Work required: Would you transcribe the whole listing exactly, minus its pictures?

Exercise materials:
========

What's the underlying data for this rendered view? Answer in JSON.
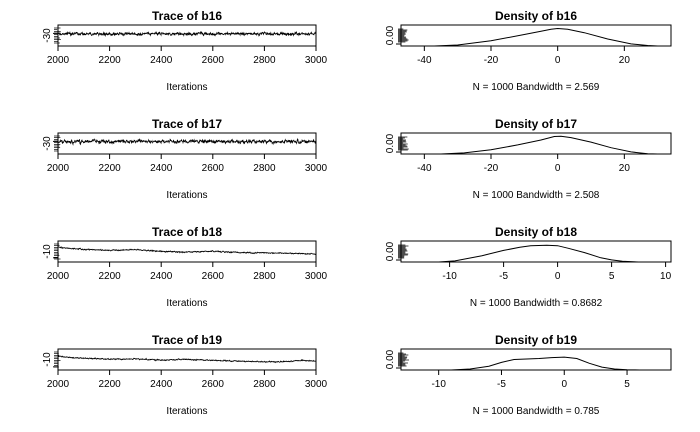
{
  "chart_data": [
    {
      "type": "line",
      "title": "Trace of b16",
      "xlabel": "Iterations",
      "ylabel": "",
      "xlim": [
        2000,
        3000
      ],
      "x_ticks": [
        2000,
        2200,
        2400,
        2600,
        2800,
        3000
      ],
      "y_ticks": [
        -30
      ],
      "ylim": [
        -45,
        -20
      ],
      "series": [
        {
          "n_iter": 1000,
          "mean": -30.5,
          "spread": 2.2,
          "drift": [],
          "seed": 16
        }
      ]
    },
    {
      "type": "line",
      "title": "Density of b16",
      "xlabel": "N = 1000   Bandwidth = 2.569",
      "ylabel": "",
      "xlim": [
        -47,
        34
      ],
      "x_ticks": [
        -40,
        -20,
        0,
        20
      ],
      "y_ticks": [
        0.0
      ],
      "ylim": [
        0,
        0.06
      ],
      "series": [
        {
          "curve": [
            [
              -37,
              0.0
            ],
            [
              -30,
              0.003
            ],
            [
              -20,
              0.015
            ],
            [
              -10,
              0.033
            ],
            [
              -5,
              0.042
            ],
            [
              -2,
              0.048
            ],
            [
              0,
              0.05
            ],
            [
              3,
              0.048
            ],
            [
              8,
              0.038
            ],
            [
              15,
              0.02
            ],
            [
              22,
              0.006
            ],
            [
              27,
              0.0015
            ],
            [
              30,
              0.0
            ]
          ]
        }
      ]
    },
    {
      "type": "line",
      "title": "Trace of b17",
      "xlabel": "Iterations",
      "ylabel": "",
      "xlim": [
        2000,
        3000
      ],
      "x_ticks": [
        2000,
        2200,
        2400,
        2600,
        2800,
        3000
      ],
      "y_ticks": [
        -30
      ],
      "ylim": [
        -45,
        -20
      ],
      "series": [
        {
          "n_iter": 1000,
          "mean": -30.0,
          "spread": 2.6,
          "drift": [],
          "seed": 17
        }
      ]
    },
    {
      "type": "line",
      "title": "Density of b17",
      "xlabel": "N = 1000   Bandwidth = 2.508",
      "ylabel": "",
      "xlim": [
        -47,
        34
      ],
      "x_ticks": [
        -40,
        -20,
        0,
        20
      ],
      "y_ticks": [
        0.0
      ],
      "ylim": [
        0,
        0.06
      ],
      "series": [
        {
          "curve": [
            [
              -35,
              0.0
            ],
            [
              -28,
              0.003
            ],
            [
              -20,
              0.012
            ],
            [
              -12,
              0.026
            ],
            [
              -5,
              0.04
            ],
            [
              -1,
              0.05
            ],
            [
              1,
              0.051
            ],
            [
              4,
              0.047
            ],
            [
              10,
              0.034
            ],
            [
              16,
              0.018
            ],
            [
              22,
              0.006
            ],
            [
              27,
              0.001
            ],
            [
              30,
              0.0
            ]
          ]
        }
      ]
    },
    {
      "type": "line",
      "title": "Trace of b18",
      "xlabel": "Iterations",
      "ylabel": "",
      "xlim": [
        2000,
        3000
      ],
      "x_ticks": [
        2000,
        2200,
        2400,
        2600,
        2800,
        3000
      ],
      "y_ticks": [
        -10
      ],
      "ylim": [
        -14,
        6
      ],
      "series": [
        {
          "n_iter": 1000,
          "mean": -2.0,
          "spread": 0.7,
          "drift": [
            [
              2000,
              2.2
            ],
            [
              2050,
              0.6
            ],
            [
              2200,
              -1.0
            ],
            [
              2300,
              -0.2
            ],
            [
              2400,
              -2.0
            ],
            [
              2500,
              -2.6
            ],
            [
              2600,
              -1.7
            ],
            [
              2700,
              -3.0
            ],
            [
              2800,
              -3.3
            ],
            [
              2900,
              -3.7
            ],
            [
              3000,
              -4.4
            ]
          ],
          "seed": 18
        }
      ]
    },
    {
      "type": "line",
      "title": "Density of b18",
      "xlabel": "N = 1000   Bandwidth = 0.8682",
      "ylabel": "",
      "xlim": [
        -14.5,
        10.5
      ],
      "x_ticks": [
        -10,
        -5,
        0,
        5,
        10
      ],
      "y_ticks": [
        0.0
      ],
      "ylim": [
        0,
        0.2
      ],
      "series": [
        {
          "curve": [
            [
              -11,
              0.0
            ],
            [
              -9.5,
              0.01
            ],
            [
              -7,
              0.06
            ],
            [
              -5,
              0.11
            ],
            [
              -3.5,
              0.14
            ],
            [
              -2.5,
              0.155
            ],
            [
              -1,
              0.16
            ],
            [
              0,
              0.155
            ],
            [
              1,
              0.13
            ],
            [
              2.5,
              0.09
            ],
            [
              4,
              0.04
            ],
            [
              5,
              0.02
            ],
            [
              6,
              0.008
            ],
            [
              7.5,
              0.0
            ]
          ]
        }
      ]
    },
    {
      "type": "line",
      "title": "Trace of b19",
      "xlabel": "Iterations",
      "ylabel": "",
      "xlim": [
        2000,
        3000
      ],
      "x_ticks": [
        2000,
        2200,
        2400,
        2600,
        2800,
        3000
      ],
      "y_ticks": [
        -10
      ],
      "ylim": [
        -13,
        7
      ],
      "series": [
        {
          "n_iter": 1000,
          "mean": -2.0,
          "spread": 0.7,
          "drift": [
            [
              2000,
              2.3
            ],
            [
              2050,
              0.8
            ],
            [
              2200,
              -0.6
            ],
            [
              2300,
              -0.4
            ],
            [
              2400,
              -1.5
            ],
            [
              2500,
              -1.0
            ],
            [
              2600,
              -1.8
            ],
            [
              2700,
              -2.6
            ],
            [
              2800,
              -3.2
            ],
            [
              2880,
              -3.0
            ],
            [
              2950,
              -1.8
            ],
            [
              3000,
              -2.6
            ]
          ],
          "seed": 19
        }
      ]
    },
    {
      "type": "line",
      "title": "Density of b19",
      "xlabel": "N = 1000   Bandwidth = 0.785",
      "ylabel": "",
      "xlim": [
        -13,
        8.5
      ],
      "x_ticks": [
        -10,
        -5,
        0,
        5
      ],
      "y_ticks": [
        0.0
      ],
      "ylim": [
        0,
        0.22
      ],
      "series": [
        {
          "curve": [
            [
              -9,
              0.0
            ],
            [
              -7.5,
              0.01
            ],
            [
              -6,
              0.04
            ],
            [
              -5,
              0.08
            ],
            [
              -4,
              0.11
            ],
            [
              -3,
              0.115
            ],
            [
              -2,
              0.12
            ],
            [
              -1,
              0.13
            ],
            [
              0,
              0.135
            ],
            [
              1,
              0.12
            ],
            [
              2,
              0.07
            ],
            [
              3,
              0.03
            ],
            [
              4,
              0.01
            ],
            [
              5,
              0.003
            ],
            [
              6,
              0.0
            ]
          ]
        }
      ]
    }
  ]
}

========

The response:
What's the underlying data for this rendered view? Answer in JSON.
{
  "chart_data": [
    {
      "type": "line",
      "title": "Trace of b16",
      "xlabel": "Iterations",
      "ylabel": "",
      "xlim": [
        2000,
        3000
      ],
      "x_ticks": [
        2000,
        2200,
        2400,
        2600,
        2800,
        3000
      ],
      "y_ticks": [
        -30
      ],
      "ylim": [
        -45,
        -20
      ],
      "series": [
        {
          "n_iter": 1000,
          "mean": -30.5,
          "spread": 2.2,
          "drift": [],
          "seed": 16
        }
      ]
    },
    {
      "type": "line",
      "title": "Density of b16",
      "xlabel": "N = 1000   Bandwidth = 2.569",
      "ylabel": "",
      "xlim": [
        -47,
        34
      ],
      "x_ticks": [
        -40,
        -20,
        0,
        20
      ],
      "y_ticks": [
        0.0
      ],
      "ylim": [
        0,
        0.06
      ],
      "series": [
        {
          "curve": [
            [
              -37,
              0.0
            ],
            [
              -30,
              0.003
            ],
            [
              -20,
              0.015
            ],
            [
              -10,
              0.033
            ],
            [
              -5,
              0.042
            ],
            [
              -2,
              0.048
            ],
            [
              0,
              0.05
            ],
            [
              3,
              0.048
            ],
            [
              8,
              0.038
            ],
            [
              15,
              0.02
            ],
            [
              22,
              0.006
            ],
            [
              27,
              0.0015
            ],
            [
              30,
              0.0
            ]
          ]
        }
      ]
    },
    {
      "type": "line",
      "title": "Trace of b17",
      "xlabel": "Iterations",
      "ylabel": "",
      "xlim": [
        2000,
        3000
      ],
      "x_ticks": [
        2000,
        2200,
        2400,
        2600,
        2800,
        3000
      ],
      "y_ticks": [
        -30
      ],
      "ylim": [
        -45,
        -20
      ],
      "series": [
        {
          "n_iter": 1000,
          "mean": -30.0,
          "spread": 2.6,
          "drift": [],
          "seed": 17
        }
      ]
    },
    {
      "type": "line",
      "title": "Density of b17",
      "xlabel": "N = 1000   Bandwidth = 2.508",
      "ylabel": "",
      "xlim": [
        -47,
        34
      ],
      "x_ticks": [
        -40,
        -20,
        0,
        20
      ],
      "y_ticks": [
        0.0
      ],
      "ylim": [
        0,
        0.06
      ],
      "series": [
        {
          "curve": [
            [
              -35,
              0.0
            ],
            [
              -28,
              0.003
            ],
            [
              -20,
              0.012
            ],
            [
              -12,
              0.026
            ],
            [
              -5,
              0.04
            ],
            [
              -1,
              0.05
            ],
            [
              1,
              0.051
            ],
            [
              4,
              0.047
            ],
            [
              10,
              0.034
            ],
            [
              16,
              0.018
            ],
            [
              22,
              0.006
            ],
            [
              27,
              0.001
            ],
            [
              30,
              0.0
            ]
          ]
        }
      ]
    },
    {
      "type": "line",
      "title": "Trace of b18",
      "xlabel": "Iterations",
      "ylabel": "",
      "xlim": [
        2000,
        3000
      ],
      "x_ticks": [
        2000,
        2200,
        2400,
        2600,
        2800,
        3000
      ],
      "y_ticks": [
        -10
      ],
      "ylim": [
        -14,
        6
      ],
      "series": [
        {
          "n_iter": 1000,
          "mean": -2.0,
          "spread": 0.7,
          "drift": [
            [
              2000,
              2.2
            ],
            [
              2050,
              0.6
            ],
            [
              2200,
              -1.0
            ],
            [
              2300,
              -0.2
            ],
            [
              2400,
              -2.0
            ],
            [
              2500,
              -2.6
            ],
            [
              2600,
              -1.7
            ],
            [
              2700,
              -3.0
            ],
            [
              2800,
              -3.3
            ],
            [
              2900,
              -3.7
            ],
            [
              3000,
              -4.4
            ]
          ],
          "seed": 18
        }
      ]
    },
    {
      "type": "line",
      "title": "Density of b18",
      "xlabel": "N = 1000   Bandwidth = 0.8682",
      "ylabel": "",
      "xlim": [
        -14.5,
        10.5
      ],
      "x_ticks": [
        -10,
        -5,
        0,
        5,
        10
      ],
      "y_ticks": [
        0.0
      ],
      "ylim": [
        0,
        0.2
      ],
      "series": [
        {
          "curve": [
            [
              -11,
              0.0
            ],
            [
              -9.5,
              0.01
            ],
            [
              -7,
              0.06
            ],
            [
              -5,
              0.11
            ],
            [
              -3.5,
              0.14
            ],
            [
              -2.5,
              0.155
            ],
            [
              -1,
              0.16
            ],
            [
              0,
              0.155
            ],
            [
              1,
              0.13
            ],
            [
              2.5,
              0.09
            ],
            [
              4,
              0.04
            ],
            [
              5,
              0.02
            ],
            [
              6,
              0.008
            ],
            [
              7.5,
              0.0
            ]
          ]
        }
      ]
    },
    {
      "type": "line",
      "title": "Trace of b19",
      "xlabel": "Iterations",
      "ylabel": "",
      "xlim": [
        2000,
        3000
      ],
      "x_ticks": [
        2000,
        2200,
        2400,
        2600,
        2800,
        3000
      ],
      "y_ticks": [
        -10
      ],
      "ylim": [
        -13,
        7
      ],
      "series": [
        {
          "n_iter": 1000,
          "mean": -2.0,
          "spread": 0.7,
          "drift": [
            [
              2000,
              2.3
            ],
            [
              2050,
              0.8
            ],
            [
              2200,
              -0.6
            ],
            [
              2300,
              -0.4
            ],
            [
              2400,
              -1.5
            ],
            [
              2500,
              -1.0
            ],
            [
              2600,
              -1.8
            ],
            [
              2700,
              -2.6
            ],
            [
              2800,
              -3.2
            ],
            [
              2880,
              -3.0
            ],
            [
              2950,
              -1.8
            ],
            [
              3000,
              -2.6
            ]
          ],
          "seed": 19
        }
      ]
    },
    {
      "type": "line",
      "title": "Density of b19",
      "xlabel": "N = 1000   Bandwidth = 0.785",
      "ylabel": "",
      "xlim": [
        -13,
        8.5
      ],
      "x_ticks": [
        -10,
        -5,
        0,
        5
      ],
      "y_ticks": [
        0.0
      ],
      "ylim": [
        0,
        0.22
      ],
      "series": [
        {
          "curve": [
            [
              -9,
              0.0
            ],
            [
              -7.5,
              0.01
            ],
            [
              -6,
              0.04
            ],
            [
              -5,
              0.08
            ],
            [
              -4,
              0.11
            ],
            [
              -3,
              0.115
            ],
            [
              -2,
              0.12
            ],
            [
              -1,
              0.13
            ],
            [
              0,
              0.135
            ],
            [
              1,
              0.12
            ],
            [
              2,
              0.07
            ],
            [
              3,
              0.03
            ],
            [
              4,
              0.01
            ],
            [
              5,
              0.003
            ],
            [
              6,
              0.0
            ]
          ]
        }
      ]
    }
  ]
}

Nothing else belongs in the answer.